The entries below are to be transcribed in full, without their images.
· · ·
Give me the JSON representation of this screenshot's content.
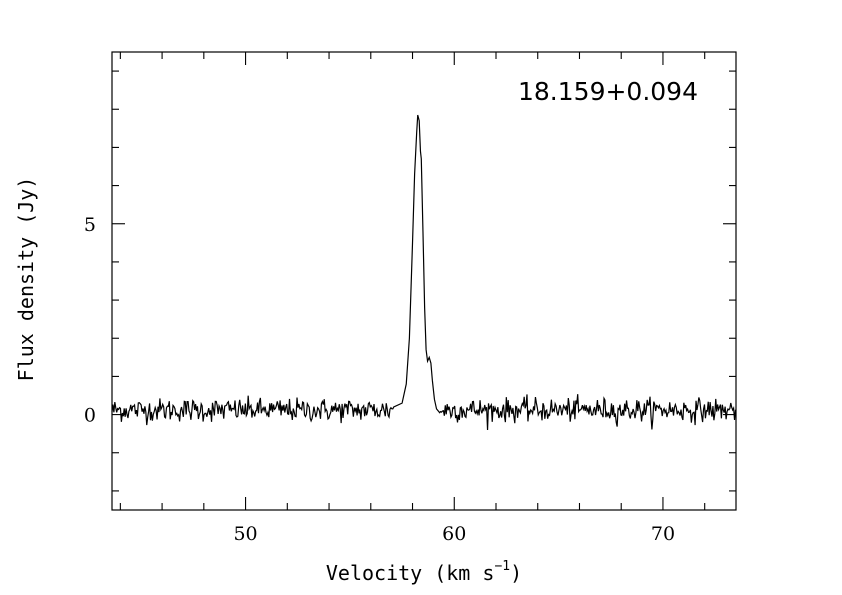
{
  "chart_data": {
    "type": "line",
    "title": "",
    "annotation": "18.159+0.094",
    "xlabel": "Velocity (km s",
    "xlabel_sup": "−1",
    "xlabel_close": ")",
    "ylabel": "Flux density (Jy)",
    "xlim": [
      43.6,
      73.5
    ],
    "ylim": [
      -2.5,
      9.5
    ],
    "x_ticks": [
      50,
      60,
      70
    ],
    "x_tick_labels": [
      "50",
      "60",
      "70"
    ],
    "y_ticks": [
      0,
      5
    ],
    "y_tick_labels": [
      "0",
      "5"
    ],
    "x_minor_step": 2,
    "y_minor_step": 1,
    "grid": false,
    "series": [
      {
        "noise_level": 0.15,
        "baseline": 0.12,
        "peak_velocity": 58.25,
        "peak_flux": 7.85,
        "points": [
          [
            57.1,
            0.2
          ],
          [
            57.5,
            0.3
          ],
          [
            57.7,
            0.8
          ],
          [
            57.85,
            2.0
          ],
          [
            58.0,
            4.5
          ],
          [
            58.1,
            6.3
          ],
          [
            58.2,
            7.4
          ],
          [
            58.25,
            7.85
          ],
          [
            58.32,
            7.7
          ],
          [
            58.38,
            6.9
          ],
          [
            58.42,
            6.7
          ],
          [
            58.5,
            4.8
          ],
          [
            58.58,
            2.8
          ],
          [
            58.65,
            1.7
          ],
          [
            58.72,
            1.4
          ],
          [
            58.8,
            1.5
          ],
          [
            58.88,
            1.35
          ],
          [
            58.95,
            0.9
          ],
          [
            59.05,
            0.4
          ],
          [
            59.15,
            0.15
          ],
          [
            59.3,
            0.05
          ]
        ]
      }
    ]
  }
}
· · ·
(FINISHED ANSWER):
Give me the JSON representation of this screenshot's content.
{
  "chart_data": {
    "type": "line",
    "title": "",
    "annotation": "18.159+0.094",
    "xlabel": "Velocity (km s",
    "xlabel_sup": "−1",
    "xlabel_close": ")",
    "ylabel": "Flux density (Jy)",
    "xlim": [
      43.6,
      73.5
    ],
    "ylim": [
      -2.5,
      9.5
    ],
    "x_ticks": [
      50,
      60,
      70
    ],
    "x_tick_labels": [
      "50",
      "60",
      "70"
    ],
    "y_ticks": [
      0,
      5
    ],
    "y_tick_labels": [
      "0",
      "5"
    ],
    "x_minor_step": 2,
    "y_minor_step": 1,
    "grid": false,
    "series": [
      {
        "noise_level": 0.15,
        "baseline": 0.12,
        "peak_velocity": 58.25,
        "peak_flux": 7.85,
        "points": [
          [
            57.1,
            0.2
          ],
          [
            57.5,
            0.3
          ],
          [
            57.7,
            0.8
          ],
          [
            57.85,
            2.0
          ],
          [
            58.0,
            4.5
          ],
          [
            58.1,
            6.3
          ],
          [
            58.2,
            7.4
          ],
          [
            58.25,
            7.85
          ],
          [
            58.32,
            7.7
          ],
          [
            58.38,
            6.9
          ],
          [
            58.42,
            6.7
          ],
          [
            58.5,
            4.8
          ],
          [
            58.58,
            2.8
          ],
          [
            58.65,
            1.7
          ],
          [
            58.72,
            1.4
          ],
          [
            58.8,
            1.5
          ],
          [
            58.88,
            1.35
          ],
          [
            58.95,
            0.9
          ],
          [
            59.05,
            0.4
          ],
          [
            59.15,
            0.15
          ],
          [
            59.3,
            0.05
          ]
        ]
      }
    ]
  }
}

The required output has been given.